▶ **Data for this task**
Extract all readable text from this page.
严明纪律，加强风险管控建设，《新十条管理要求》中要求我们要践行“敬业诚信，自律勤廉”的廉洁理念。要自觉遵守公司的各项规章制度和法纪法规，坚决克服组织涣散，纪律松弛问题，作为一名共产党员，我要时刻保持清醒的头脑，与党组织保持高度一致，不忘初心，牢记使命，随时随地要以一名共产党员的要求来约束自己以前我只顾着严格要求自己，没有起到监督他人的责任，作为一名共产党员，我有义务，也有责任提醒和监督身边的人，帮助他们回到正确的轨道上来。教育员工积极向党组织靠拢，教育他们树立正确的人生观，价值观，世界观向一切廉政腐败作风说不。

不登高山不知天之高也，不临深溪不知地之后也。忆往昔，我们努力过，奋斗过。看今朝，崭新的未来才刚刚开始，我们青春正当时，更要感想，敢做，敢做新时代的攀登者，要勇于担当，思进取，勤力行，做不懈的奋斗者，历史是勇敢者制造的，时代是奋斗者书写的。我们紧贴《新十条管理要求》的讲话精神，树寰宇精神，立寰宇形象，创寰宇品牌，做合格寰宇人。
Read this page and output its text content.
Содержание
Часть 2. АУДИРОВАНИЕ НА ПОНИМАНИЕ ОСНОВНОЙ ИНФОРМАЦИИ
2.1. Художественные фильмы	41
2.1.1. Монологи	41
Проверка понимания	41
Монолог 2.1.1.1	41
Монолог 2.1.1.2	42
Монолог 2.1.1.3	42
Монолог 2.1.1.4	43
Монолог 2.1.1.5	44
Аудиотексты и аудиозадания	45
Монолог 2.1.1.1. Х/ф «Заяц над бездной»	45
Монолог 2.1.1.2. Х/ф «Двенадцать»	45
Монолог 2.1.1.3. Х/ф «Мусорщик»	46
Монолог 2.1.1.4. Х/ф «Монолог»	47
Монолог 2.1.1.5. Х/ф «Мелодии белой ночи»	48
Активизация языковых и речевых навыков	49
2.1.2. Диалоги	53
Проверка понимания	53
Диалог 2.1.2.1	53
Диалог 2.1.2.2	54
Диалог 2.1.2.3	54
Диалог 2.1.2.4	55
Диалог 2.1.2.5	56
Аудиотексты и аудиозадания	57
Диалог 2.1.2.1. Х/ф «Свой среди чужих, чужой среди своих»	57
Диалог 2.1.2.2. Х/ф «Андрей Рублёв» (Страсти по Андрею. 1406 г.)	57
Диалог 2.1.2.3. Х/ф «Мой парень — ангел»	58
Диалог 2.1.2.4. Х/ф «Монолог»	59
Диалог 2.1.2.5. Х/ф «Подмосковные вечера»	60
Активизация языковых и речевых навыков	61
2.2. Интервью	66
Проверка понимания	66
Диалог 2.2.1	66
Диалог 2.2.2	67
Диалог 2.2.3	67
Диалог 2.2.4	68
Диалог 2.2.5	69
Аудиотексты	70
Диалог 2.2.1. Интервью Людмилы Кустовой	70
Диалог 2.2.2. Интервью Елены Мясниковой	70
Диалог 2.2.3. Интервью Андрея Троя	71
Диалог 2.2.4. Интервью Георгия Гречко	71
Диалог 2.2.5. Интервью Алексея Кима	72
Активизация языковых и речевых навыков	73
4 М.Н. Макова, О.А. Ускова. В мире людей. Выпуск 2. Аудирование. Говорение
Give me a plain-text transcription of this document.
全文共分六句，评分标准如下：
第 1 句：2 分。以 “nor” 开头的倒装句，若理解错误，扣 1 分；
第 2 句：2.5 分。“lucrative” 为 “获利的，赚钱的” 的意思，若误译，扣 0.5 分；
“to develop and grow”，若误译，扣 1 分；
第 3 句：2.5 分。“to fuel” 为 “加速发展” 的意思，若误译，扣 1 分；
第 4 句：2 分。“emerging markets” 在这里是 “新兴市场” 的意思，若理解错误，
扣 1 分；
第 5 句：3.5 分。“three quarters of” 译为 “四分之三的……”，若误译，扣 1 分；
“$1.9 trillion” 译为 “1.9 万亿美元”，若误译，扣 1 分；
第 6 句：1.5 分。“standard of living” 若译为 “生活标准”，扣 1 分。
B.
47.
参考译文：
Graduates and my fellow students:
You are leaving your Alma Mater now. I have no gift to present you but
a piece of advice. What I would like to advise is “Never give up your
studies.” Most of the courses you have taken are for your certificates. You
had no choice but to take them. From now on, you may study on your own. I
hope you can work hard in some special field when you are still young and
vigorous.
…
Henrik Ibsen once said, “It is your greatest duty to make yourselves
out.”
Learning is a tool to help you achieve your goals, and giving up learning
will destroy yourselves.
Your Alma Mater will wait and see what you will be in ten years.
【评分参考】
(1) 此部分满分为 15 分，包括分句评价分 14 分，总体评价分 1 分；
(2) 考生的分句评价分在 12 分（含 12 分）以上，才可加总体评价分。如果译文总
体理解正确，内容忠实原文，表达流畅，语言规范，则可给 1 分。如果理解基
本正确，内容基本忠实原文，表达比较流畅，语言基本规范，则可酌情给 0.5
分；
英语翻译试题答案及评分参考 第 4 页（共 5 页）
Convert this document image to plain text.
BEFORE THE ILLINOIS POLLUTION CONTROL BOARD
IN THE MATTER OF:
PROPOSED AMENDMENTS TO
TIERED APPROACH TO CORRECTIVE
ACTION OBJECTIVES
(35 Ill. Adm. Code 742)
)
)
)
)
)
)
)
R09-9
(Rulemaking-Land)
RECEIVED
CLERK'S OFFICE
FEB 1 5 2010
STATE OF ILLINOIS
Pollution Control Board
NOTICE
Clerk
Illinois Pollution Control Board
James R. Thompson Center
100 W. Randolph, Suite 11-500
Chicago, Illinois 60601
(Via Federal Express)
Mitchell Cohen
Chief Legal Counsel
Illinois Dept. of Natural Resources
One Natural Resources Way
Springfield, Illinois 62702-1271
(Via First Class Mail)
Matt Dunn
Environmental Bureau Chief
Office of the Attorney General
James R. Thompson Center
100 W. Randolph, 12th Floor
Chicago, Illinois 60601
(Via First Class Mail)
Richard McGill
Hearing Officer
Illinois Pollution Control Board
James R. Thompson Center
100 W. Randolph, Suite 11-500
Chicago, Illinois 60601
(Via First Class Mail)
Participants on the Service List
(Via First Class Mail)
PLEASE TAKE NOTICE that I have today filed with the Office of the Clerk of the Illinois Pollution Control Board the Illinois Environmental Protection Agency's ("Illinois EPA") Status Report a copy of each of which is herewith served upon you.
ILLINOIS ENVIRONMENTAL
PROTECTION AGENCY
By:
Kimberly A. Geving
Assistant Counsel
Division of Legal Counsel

▶ **Given instruction**
Every entry above should be retyped exactly as shown.

▶ **Written solution**
Extract all readable text from this page.
严明纪律，加强风险管控建设，《新十条管理要求》中要求我们要践行“敬业诚信，自律勤廉”的廉洁理念。要自觉遵守公司的各项规章制度和法纪法规，坚决克服组织涣散，纪律松弛问题，作为一名共产党员，我要时刻保持清醒的头脑，与党组织保持高度一致，不忘初心，牢记使命，随时随地要以一名共产党员的要求来约束自己以前我只顾着严格要求自己，没有起到监督他人的责任，作为一名共产党员，我有义务，也有责任提醒和监督身边的人，帮助他们回到正确的轨道上来。教育员工积极向党组织靠拢，教育他们树立正确的人生观，价值观，世界观向一切廉政腐败作风说不。

不登高山不知天之高也，不临深溪不知地之后也。忆往昔，我们努力过，奋斗过。看今朝，崭新的未来才刚刚开始，我们青春正当时，更要感想，敢做，敢做新时代的攀登者，要勇于担当，思进取，勤力行，做不懈的奋斗者，历史是勇敢者制造的，时代是奋斗者书写的。我们紧贴《新十条管理要求》的讲话精神，树寰宇精神，立寰宇形象，创寰宇品牌，做合格寰宇人。
Read this page and output its text content.
Содержание
Часть 2. АУДИРОВАНИЕ НА ПОНИМАНИЕ ОСНОВНОЙ ИНФОРМАЦИИ
2.1. Художественные фильмы	41
2.1.1. Монологи	41
Проверка понимания	41
Монолог 2.1.1.1	41
Монолог 2.1.1.2	42
Монолог 2.1.1.3	42
Монолог 2.1.1.4	43
Монолог 2.1.1.5	44
Аудиотексты и аудиозадания	45
Монолог 2.1.1.1. Х/ф «Заяц над бездной»	45
Монолог 2.1.1.2. Х/ф «Двенадцать»	45
Монолог 2.1.1.3. Х/ф «Мусорщик»	46
Монолог 2.1.1.4. Х/ф «Монолог»	47
Монолог 2.1.1.5. Х/ф «Мелодии белой ночи»	48
Активизация языковых и речевых навыков	49
2.1.2. Диалоги	53
Проверка понимания	53
Диалог 2.1.2.1	53
Диалог 2.1.2.2	54
Диалог 2.1.2.3	54
Диалог 2.1.2.4	55
Диалог 2.1.2.5	56
Аудиотексты и аудиозадания	57
Диалог 2.1.2.1. Х/ф «Свой среди чужих, чужой среди своих»	57
Диалог 2.1.2.2. Х/ф «Андрей Рублёв» (Страсти по Андрею. 1406 г.)	57
Диалог 2.1.2.3. Х/ф «Мой парень — ангел»	58
Диалог 2.1.2.4. Х/ф «Монолог»	59
Диалог 2.1.2.5. Х/ф «Подмосковные вечера»	60
Активизация языковых и речевых навыков	61
2.2. Интервью	66
Проверка понимания	66
Диалог 2.2.1	66
Диалог 2.2.2	67
Диалог 2.2.3	67
Диалог 2.2.4	68
Диалог 2.2.5	69
Аудиотексты	70
Диалог 2.2.1. Интервью Людмилы Кустовой	70
Диалог 2.2.2. Интервью Елены Мясниковой	70
Диалог 2.2.3. Интервью Андрея Троя	71
Диалог 2.2.4. Интервью Георгия Гречко	71
Диалог 2.2.5. Интервью Алексея Кима	72
Активизация языковых и речевых навыков	73
4 М.Н. Макова, О.А. Ускова. В мире людей. Выпуск 2. Аудирование. Говорение
Give me a plain-text transcription of this document.
全文共分六句，评分标准如下：
第 1 句：2 分。以 “nor” 开头的倒装句，若理解错误，扣 1 分；
第 2 句：2.5 分。“lucrative” 为 “获利的，赚钱的” 的意思，若误译，扣 0.5 分；
“to develop and grow”，若误译，扣 1 分；
第 3 句：2.5 分。“to fuel” 为 “加速发展” 的意思，若误译，扣 1 分；
第 4 句：2 分。“emerging markets” 在这里是 “新兴市场” 的意思，若理解错误，
扣 1 分；
第 5 句：3.5 分。“three quarters of” 译为 “四分之三的……”，若误译，扣 1 分；
“$1.9 trillion” 译为 “1.9 万亿美元”，若误译，扣 1 分；
第 6 句：1.5 分。“standard of living” 若译为 “生活标准”，扣 1 分。
B.
47.
参考译文：
Graduates and my fellow students:
You are leaving your Alma Mater now. I have no gift to present you but
a piece of advice. What I would like to advise is “Never give up your
studies.” Most of the courses you have taken are for your certificates. You
had no choice but to take them. From now on, you may study on your own. I
hope you can work hard in some special field when you are still young and
vigorous.
…
Henrik Ibsen once said, “It is your greatest duty to make yourselves
out.”
Learning is a tool to help you achieve your goals, and giving up learning
will destroy yourselves.
Your Alma Mater will wait and see what you will be in ten years.
【评分参考】
(1) 此部分满分为 15 分，包括分句评价分 14 分，总体评价分 1 分；
(2) 考生的分句评价分在 12 分（含 12 分）以上，才可加总体评价分。如果译文总
体理解正确，内容忠实原文，表达流畅，语言规范，则可给 1 分。如果理解基
本正确，内容基本忠实原文，表达比较流畅，语言基本规范，则可酌情给 0.5
分；
英语翻译试题答案及评分参考 第 4 页（共 5 页）
Convert this document image to plain text.
BEFORE THE ILLINOIS POLLUTION CONTROL BOARD
IN THE MATTER OF:
PROPOSED AMENDMENTS TO
TIERED APPROACH TO CORRECTIVE
ACTION OBJECTIVES
(35 Ill. Adm. Code 742)
)
)
)
)
)
)
)
R09-9
(Rulemaking-Land)
RECEIVED
CLERK'S OFFICE
FEB 1 5 2010
STATE OF ILLINOIS
Pollution Control Board
NOTICE
Clerk
Illinois Pollution Control Board
James R. Thompson Center
100 W. Randolph, Suite 11-500
Chicago, Illinois 60601
(Via Federal Express)
Mitchell Cohen
Chief Legal Counsel
Illinois Dept. of Natural Resources
One Natural Resources Way
Springfield, Illinois 62702-1271
(Via First Class Mail)
Matt Dunn
Environmental Bureau Chief
Office of the Attorney General
James R. Thompson Center
100 W. Randolph, 12th Floor
Chicago, Illinois 60601
(Via First Class Mail)
Richard McGill
Hearing Officer
Illinois Pollution Control Board
James R. Thompson Center
100 W. Randolph, Suite 11-500
Chicago, Illinois 60601
(Via First Class Mail)
Participants on the Service List
(Via First Class Mail)
PLEASE TAKE NOTICE that I have today filed with the Office of the Clerk of the Illinois Pollution Control Board the Illinois Environmental Protection Agency's ("Illinois EPA") Status Report a copy of each of which is herewith served upon you.
ILLINOIS ENVIRONMENTAL
PROTECTION AGENCY
By:
Kimberly A. Geving
Assistant Counsel
Division of Legal Counsel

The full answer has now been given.